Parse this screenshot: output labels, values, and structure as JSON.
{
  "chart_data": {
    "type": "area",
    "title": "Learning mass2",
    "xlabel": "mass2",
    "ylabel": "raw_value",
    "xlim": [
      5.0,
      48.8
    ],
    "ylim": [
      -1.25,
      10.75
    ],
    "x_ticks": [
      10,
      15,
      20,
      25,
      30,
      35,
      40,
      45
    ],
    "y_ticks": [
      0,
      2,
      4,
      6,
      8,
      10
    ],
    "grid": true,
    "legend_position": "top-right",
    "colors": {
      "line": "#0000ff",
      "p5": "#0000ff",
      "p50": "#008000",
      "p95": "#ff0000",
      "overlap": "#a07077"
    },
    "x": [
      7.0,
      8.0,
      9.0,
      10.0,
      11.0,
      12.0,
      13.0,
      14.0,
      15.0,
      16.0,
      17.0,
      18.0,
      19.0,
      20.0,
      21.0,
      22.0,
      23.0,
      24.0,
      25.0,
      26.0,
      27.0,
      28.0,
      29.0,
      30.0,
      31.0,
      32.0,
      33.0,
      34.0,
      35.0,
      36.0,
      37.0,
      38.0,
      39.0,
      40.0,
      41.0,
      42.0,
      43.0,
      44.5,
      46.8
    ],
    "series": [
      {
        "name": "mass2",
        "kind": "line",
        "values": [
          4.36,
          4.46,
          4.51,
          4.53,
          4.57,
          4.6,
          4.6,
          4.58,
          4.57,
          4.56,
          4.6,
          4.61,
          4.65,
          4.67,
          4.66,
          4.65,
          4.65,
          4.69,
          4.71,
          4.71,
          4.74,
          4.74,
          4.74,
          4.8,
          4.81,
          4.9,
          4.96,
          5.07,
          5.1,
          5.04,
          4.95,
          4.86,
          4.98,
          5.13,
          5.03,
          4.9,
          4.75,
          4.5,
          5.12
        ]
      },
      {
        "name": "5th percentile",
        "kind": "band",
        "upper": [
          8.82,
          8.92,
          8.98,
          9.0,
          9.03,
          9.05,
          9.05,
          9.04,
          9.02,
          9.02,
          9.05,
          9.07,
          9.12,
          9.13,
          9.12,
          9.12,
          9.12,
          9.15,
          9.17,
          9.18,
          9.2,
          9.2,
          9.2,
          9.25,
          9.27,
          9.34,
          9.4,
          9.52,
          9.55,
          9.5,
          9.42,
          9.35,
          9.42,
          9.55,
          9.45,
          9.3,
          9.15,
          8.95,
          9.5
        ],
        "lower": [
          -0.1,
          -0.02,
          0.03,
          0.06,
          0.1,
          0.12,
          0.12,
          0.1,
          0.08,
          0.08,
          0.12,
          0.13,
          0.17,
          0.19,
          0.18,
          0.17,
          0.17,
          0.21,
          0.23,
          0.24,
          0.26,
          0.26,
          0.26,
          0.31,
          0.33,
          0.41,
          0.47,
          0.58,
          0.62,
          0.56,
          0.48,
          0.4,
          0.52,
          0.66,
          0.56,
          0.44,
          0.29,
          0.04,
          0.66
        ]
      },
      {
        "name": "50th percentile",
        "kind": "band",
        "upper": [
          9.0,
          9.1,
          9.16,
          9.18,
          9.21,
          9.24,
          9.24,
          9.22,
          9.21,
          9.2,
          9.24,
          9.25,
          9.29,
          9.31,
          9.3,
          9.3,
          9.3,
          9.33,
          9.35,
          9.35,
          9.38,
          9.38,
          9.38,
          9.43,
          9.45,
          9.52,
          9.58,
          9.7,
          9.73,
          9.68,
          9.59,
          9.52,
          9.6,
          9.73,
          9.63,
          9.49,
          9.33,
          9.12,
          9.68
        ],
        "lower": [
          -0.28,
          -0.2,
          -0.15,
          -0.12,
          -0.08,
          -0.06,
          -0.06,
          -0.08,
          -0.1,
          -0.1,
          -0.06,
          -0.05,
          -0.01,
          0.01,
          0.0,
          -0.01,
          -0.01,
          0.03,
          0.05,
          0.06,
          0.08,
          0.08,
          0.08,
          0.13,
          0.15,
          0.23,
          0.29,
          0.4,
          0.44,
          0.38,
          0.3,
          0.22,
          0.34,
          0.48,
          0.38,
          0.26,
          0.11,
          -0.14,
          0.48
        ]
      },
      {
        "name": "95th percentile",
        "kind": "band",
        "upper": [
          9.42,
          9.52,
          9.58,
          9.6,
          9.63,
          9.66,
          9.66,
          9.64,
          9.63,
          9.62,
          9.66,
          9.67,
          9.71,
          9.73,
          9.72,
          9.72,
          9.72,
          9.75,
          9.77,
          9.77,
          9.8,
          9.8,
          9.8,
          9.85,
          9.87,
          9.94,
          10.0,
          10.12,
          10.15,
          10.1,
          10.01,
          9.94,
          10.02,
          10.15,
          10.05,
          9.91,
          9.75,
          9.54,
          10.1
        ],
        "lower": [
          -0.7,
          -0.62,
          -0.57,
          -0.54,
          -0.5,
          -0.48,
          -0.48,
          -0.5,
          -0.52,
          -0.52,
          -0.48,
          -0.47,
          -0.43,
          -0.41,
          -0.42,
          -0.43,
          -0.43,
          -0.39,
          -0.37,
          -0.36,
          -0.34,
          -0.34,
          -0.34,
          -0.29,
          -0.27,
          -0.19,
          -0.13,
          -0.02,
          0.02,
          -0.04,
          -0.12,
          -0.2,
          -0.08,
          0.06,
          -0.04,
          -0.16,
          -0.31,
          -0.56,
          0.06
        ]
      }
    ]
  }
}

_ _ _ _

YOUR TASK:
Every entry must be quoted exactly as it appears above.

COMPLETE RESPONSE:
Parse this screenshot: output labels, values, and structure as JSON.
{
  "chart_data": {
    "type": "area",
    "title": "Learning mass2",
    "xlabel": "mass2",
    "ylabel": "raw_value",
    "xlim": [
      5.0,
      48.8
    ],
    "ylim": [
      -1.25,
      10.75
    ],
    "x_ticks": [
      10,
      15,
      20,
      25,
      30,
      35,
      40,
      45
    ],
    "y_ticks": [
      0,
      2,
      4,
      6,
      8,
      10
    ],
    "grid": true,
    "legend_position": "top-right",
    "colors": {
      "line": "#0000ff",
      "p5": "#0000ff",
      "p50": "#008000",
      "p95": "#ff0000",
      "overlap": "#a07077"
    },
    "x": [
      7.0,
      8.0,
      9.0,
      10.0,
      11.0,
      12.0,
      13.0,
      14.0,
      15.0,
      16.0,
      17.0,
      18.0,
      19.0,
      20.0,
      21.0,
      22.0,
      23.0,
      24.0,
      25.0,
      26.0,
      27.0,
      28.0,
      29.0,
      30.0,
      31.0,
      32.0,
      33.0,
      34.0,
      35.0,
      36.0,
      37.0,
      38.0,
      39.0,
      40.0,
      41.0,
      42.0,
      43.0,
      44.5,
      46.8
    ],
    "series": [
      {
        "name": "mass2",
        "kind": "line",
        "values": [
          4.36,
          4.46,
          4.51,
          4.53,
          4.57,
          4.6,
          4.6,
          4.58,
          4.57,
          4.56,
          4.6,
          4.61,
          4.65,
          4.67,
          4.66,
          4.65,
          4.65,
          4.69,
          4.71,
          4.71,
          4.74,
          4.74,
          4.74,
          4.8,
          4.81,
          4.9,
          4.96,
          5.07,
          5.1,
          5.04,
          4.95,
          4.86,
          4.98,
          5.13,
          5.03,
          4.9,
          4.75,
          4.5,
          5.12
        ]
      },
      {
        "name": "5th percentile",
        "kind": "band",
        "upper": [
          8.82,
          8.92,
          8.98,
          9.0,
          9.03,
          9.05,
          9.05,
          9.04,
          9.02,
          9.02,
          9.05,
          9.07,
          9.12,
          9.13,
          9.12,
          9.12,
          9.12,
          9.15,
          9.17,
          9.18,
          9.2,
          9.2,
          9.2,
          9.25,
          9.27,
          9.34,
          9.4,
          9.52,
          9.55,
          9.5,
          9.42,
          9.35,
          9.42,
          9.55,
          9.45,
          9.3,
          9.15,
          8.95,
          9.5
        ],
        "lower": [
          -0.1,
          -0.02,
          0.03,
          0.06,
          0.1,
          0.12,
          0.12,
          0.1,
          0.08,
          0.08,
          0.12,
          0.13,
          0.17,
          0.19,
          0.18,
          0.17,
          0.17,
          0.21,
          0.23,
          0.24,
          0.26,
          0.26,
          0.26,
          0.31,
          0.33,
          0.41,
          0.47,
          0.58,
          0.62,
          0.56,
          0.48,
          0.4,
          0.52,
          0.66,
          0.56,
          0.44,
          0.29,
          0.04,
          0.66
        ]
      },
      {
        "name": "50th percentile",
        "kind": "band",
        "upper": [
          9.0,
          9.1,
          9.16,
          9.18,
          9.21,
          9.24,
          9.24,
          9.22,
          9.21,
          9.2,
          9.24,
          9.25,
          9.29,
          9.31,
          9.3,
          9.3,
          9.3,
          9.33,
          9.35,
          9.35,
          9.38,
          9.38,
          9.38,
          9.43,
          9.45,
          9.52,
          9.58,
          9.7,
          9.73,
          9.68,
          9.59,
          9.52,
          9.6,
          9.73,
          9.63,
          9.49,
          9.33,
          9.12,
          9.68
        ],
        "lower": [
          -0.28,
          -0.2,
          -0.15,
          -0.12,
          -0.08,
          -0.06,
          -0.06,
          -0.08,
          -0.1,
          -0.1,
          -0.06,
          -0.05,
          -0.01,
          0.01,
          0.0,
          -0.01,
          -0.01,
          0.03,
          0.05,
          0.06,
          0.08,
          0.08,
          0.08,
          0.13,
          0.15,
          0.23,
          0.29,
          0.4,
          0.44,
          0.38,
          0.3,
          0.22,
          0.34,
          0.48,
          0.38,
          0.26,
          0.11,
          -0.14,
          0.48
        ]
      },
      {
        "name": "95th percentile",
        "kind": "band",
        "upper": [
          9.42,
          9.52,
          9.58,
          9.6,
          9.63,
          9.66,
          9.66,
          9.64,
          9.63,
          9.62,
          9.66,
          9.67,
          9.71,
          9.73,
          9.72,
          9.72,
          9.72,
          9.75,
          9.77,
          9.77,
          9.8,
          9.8,
          9.8,
          9.85,
          9.87,
          9.94,
          10.0,
          10.12,
          10.15,
          10.1,
          10.01,
          9.94,
          10.02,
          10.15,
          10.05,
          9.91,
          9.75,
          9.54,
          10.1
        ],
        "lower": [
          -0.7,
          -0.62,
          -0.57,
          -0.54,
          -0.5,
          -0.48,
          -0.48,
          -0.5,
          -0.52,
          -0.52,
          -0.48,
          -0.47,
          -0.43,
          -0.41,
          -0.42,
          -0.43,
          -0.43,
          -0.39,
          -0.37,
          -0.36,
          -0.34,
          -0.34,
          -0.34,
          -0.29,
          -0.27,
          -0.19,
          -0.13,
          -0.02,
          0.02,
          -0.04,
          -0.12,
          -0.2,
          -0.08,
          0.06,
          -0.04,
          -0.16,
          -0.31,
          -0.56,
          0.06
        ]
      }
    ]
  }
}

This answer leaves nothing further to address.